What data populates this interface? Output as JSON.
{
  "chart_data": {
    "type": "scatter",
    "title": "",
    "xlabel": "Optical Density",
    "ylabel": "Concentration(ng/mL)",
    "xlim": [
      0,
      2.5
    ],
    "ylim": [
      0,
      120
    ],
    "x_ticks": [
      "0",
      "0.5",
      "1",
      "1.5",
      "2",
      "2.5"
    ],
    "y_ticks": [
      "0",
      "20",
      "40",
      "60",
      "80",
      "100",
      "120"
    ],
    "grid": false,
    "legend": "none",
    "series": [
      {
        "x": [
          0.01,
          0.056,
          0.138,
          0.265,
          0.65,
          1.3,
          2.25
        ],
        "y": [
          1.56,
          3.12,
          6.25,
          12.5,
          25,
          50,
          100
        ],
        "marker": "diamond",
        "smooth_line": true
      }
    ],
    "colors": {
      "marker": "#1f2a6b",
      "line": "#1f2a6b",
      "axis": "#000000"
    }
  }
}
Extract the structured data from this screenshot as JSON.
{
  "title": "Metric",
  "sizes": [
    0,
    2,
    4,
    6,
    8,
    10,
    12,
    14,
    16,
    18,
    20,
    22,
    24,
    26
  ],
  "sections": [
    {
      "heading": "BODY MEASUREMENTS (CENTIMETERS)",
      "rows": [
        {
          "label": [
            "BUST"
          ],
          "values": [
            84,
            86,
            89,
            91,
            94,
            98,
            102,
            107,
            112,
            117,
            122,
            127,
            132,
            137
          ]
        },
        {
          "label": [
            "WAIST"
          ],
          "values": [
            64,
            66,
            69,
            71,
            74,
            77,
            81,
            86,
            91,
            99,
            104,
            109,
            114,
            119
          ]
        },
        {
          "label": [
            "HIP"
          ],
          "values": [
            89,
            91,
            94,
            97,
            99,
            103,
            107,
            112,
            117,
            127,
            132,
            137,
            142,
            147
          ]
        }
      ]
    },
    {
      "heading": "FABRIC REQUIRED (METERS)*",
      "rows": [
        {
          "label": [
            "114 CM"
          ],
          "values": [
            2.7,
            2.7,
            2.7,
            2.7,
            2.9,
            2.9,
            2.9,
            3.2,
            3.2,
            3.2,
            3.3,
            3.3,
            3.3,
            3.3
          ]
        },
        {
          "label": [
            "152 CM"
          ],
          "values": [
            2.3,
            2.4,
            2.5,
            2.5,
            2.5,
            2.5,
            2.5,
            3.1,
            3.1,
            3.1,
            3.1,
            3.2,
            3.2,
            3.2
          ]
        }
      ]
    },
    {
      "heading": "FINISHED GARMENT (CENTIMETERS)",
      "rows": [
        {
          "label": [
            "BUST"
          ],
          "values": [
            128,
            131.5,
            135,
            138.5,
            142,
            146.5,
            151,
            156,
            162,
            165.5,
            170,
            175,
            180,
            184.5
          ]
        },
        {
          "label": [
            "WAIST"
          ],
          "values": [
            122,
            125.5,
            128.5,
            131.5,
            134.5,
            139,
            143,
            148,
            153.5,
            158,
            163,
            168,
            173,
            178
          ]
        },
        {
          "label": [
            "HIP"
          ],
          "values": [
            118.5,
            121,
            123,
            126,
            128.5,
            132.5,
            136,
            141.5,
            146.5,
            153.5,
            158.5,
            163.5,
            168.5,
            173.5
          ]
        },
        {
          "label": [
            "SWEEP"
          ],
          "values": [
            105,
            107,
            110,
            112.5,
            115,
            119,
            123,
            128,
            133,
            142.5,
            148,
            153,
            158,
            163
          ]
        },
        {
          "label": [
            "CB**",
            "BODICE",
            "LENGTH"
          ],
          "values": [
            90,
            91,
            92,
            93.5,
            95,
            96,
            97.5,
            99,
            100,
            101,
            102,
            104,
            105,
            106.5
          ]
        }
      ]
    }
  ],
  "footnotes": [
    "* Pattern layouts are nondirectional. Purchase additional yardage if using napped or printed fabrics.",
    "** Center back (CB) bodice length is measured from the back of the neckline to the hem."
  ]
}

Task objective >> Please return the data above exactly as given.

Response below >>
What data populates this interface? Output as JSON.
{
  "chart_data": {
    "type": "scatter",
    "title": "",
    "xlabel": "Optical Density",
    "ylabel": "Concentration(ng/mL)",
    "xlim": [
      0,
      2.5
    ],
    "ylim": [
      0,
      120
    ],
    "x_ticks": [
      "0",
      "0.5",
      "1",
      "1.5",
      "2",
      "2.5"
    ],
    "y_ticks": [
      "0",
      "20",
      "40",
      "60",
      "80",
      "100",
      "120"
    ],
    "grid": false,
    "legend": "none",
    "series": [
      {
        "x": [
          0.01,
          0.056,
          0.138,
          0.265,
          0.65,
          1.3,
          2.25
        ],
        "y": [
          1.56,
          3.12,
          6.25,
          12.5,
          25,
          50,
          100
        ],
        "marker": "diamond",
        "smooth_line": true
      }
    ],
    "colors": {
      "marker": "#1f2a6b",
      "line": "#1f2a6b",
      "axis": "#000000"
    }
  }
}
Extract the structured data from this screenshot as JSON.
{
  "title": "Metric",
  "sizes": [
    0,
    2,
    4,
    6,
    8,
    10,
    12,
    14,
    16,
    18,
    20,
    22,
    24,
    26
  ],
  "sections": [
    {
      "heading": "BODY MEASUREMENTS (CENTIMETERS)",
      "rows": [
        {
          "label": [
            "BUST"
          ],
          "values": [
            84,
            86,
            89,
            91,
            94,
            98,
            102,
            107,
            112,
            117,
            122,
            127,
            132,
            137
          ]
        },
        {
          "label": [
            "WAIST"
          ],
          "values": [
            64,
            66,
            69,
            71,
            74,
            77,
            81,
            86,
            91,
            99,
            104,
            109,
            114,
            119
          ]
        },
        {
          "label": [
            "HIP"
          ],
          "values": [
            89,
            91,
            94,
            97,
            99,
            103,
            107,
            112,
            117,
            127,
            132,
            137,
            142,
            147
          ]
        }
      ]
    },
    {
      "heading": "FABRIC REQUIRED (METERS)*",
      "rows": [
        {
          "label": [
            "114 CM"
          ],
          "values": [
            2.7,
            2.7,
            2.7,
            2.7,
            2.9,
            2.9,
            2.9,
            3.2,
            3.2,
            3.2,
            3.3,
            3.3,
            3.3,
            3.3
          ]
        },
        {
          "label": [
            "152 CM"
          ],
          "values": [
            2.3,
            2.4,
            2.5,
            2.5,
            2.5,
            2.5,
            2.5,
            3.1,
            3.1,
            3.1,
            3.1,
            3.2,
            3.2,
            3.2
          ]
        }
      ]
    },
    {
      "heading": "FINISHED GARMENT (CENTIMETERS)",
      "rows": [
        {
          "label": [
            "BUST"
          ],
          "values": [
            128,
            131.5,
            135,
            138.5,
            142,
            146.5,
            151,
            156,
            162,
            165.5,
            170,
            175,
            180,
            184.5
          ]
        },
        {
          "label": [
            "WAIST"
          ],
          "values": [
            122,
            125.5,
            128.5,
            131.5,
            134.5,
            139,
            143,
            148,
            153.5,
            158,
            163,
            168,
            173,
            178
          ]
        },
        {
          "label": [
            "HIP"
          ],
          "values": [
            118.5,
            121,
            123,
            126,
            128.5,
            132.5,
            136,
            141.5,
            146.5,
            153.5,
            158.5,
            163.5,
            168.5,
            173.5
          ]
        },
        {
          "label": [
            "SWEEP"
          ],
          "values": [
            105,
            107,
            110,
            112.5,
            115,
            119,
            123,
            128,
            133,
            142.5,
            148,
            153,
            158,
            163
          ]
        },
        {
          "label": [
            "CB**",
            "BODICE",
            "LENGTH"
          ],
          "values": [
            90,
            91,
            92,
            93.5,
            95,
            96,
            97.5,
            99,
            100,
            101,
            102,
            104,
            105,
            106.5
          ]
        }
      ]
    }
  ],
  "footnotes": [
    "* Pattern layouts are nondirectional. Purchase additional yardage if using napped or printed fabrics.",
    "** Center back (CB) bodice length is measured from the back of the neckline to the hem."
  ]
}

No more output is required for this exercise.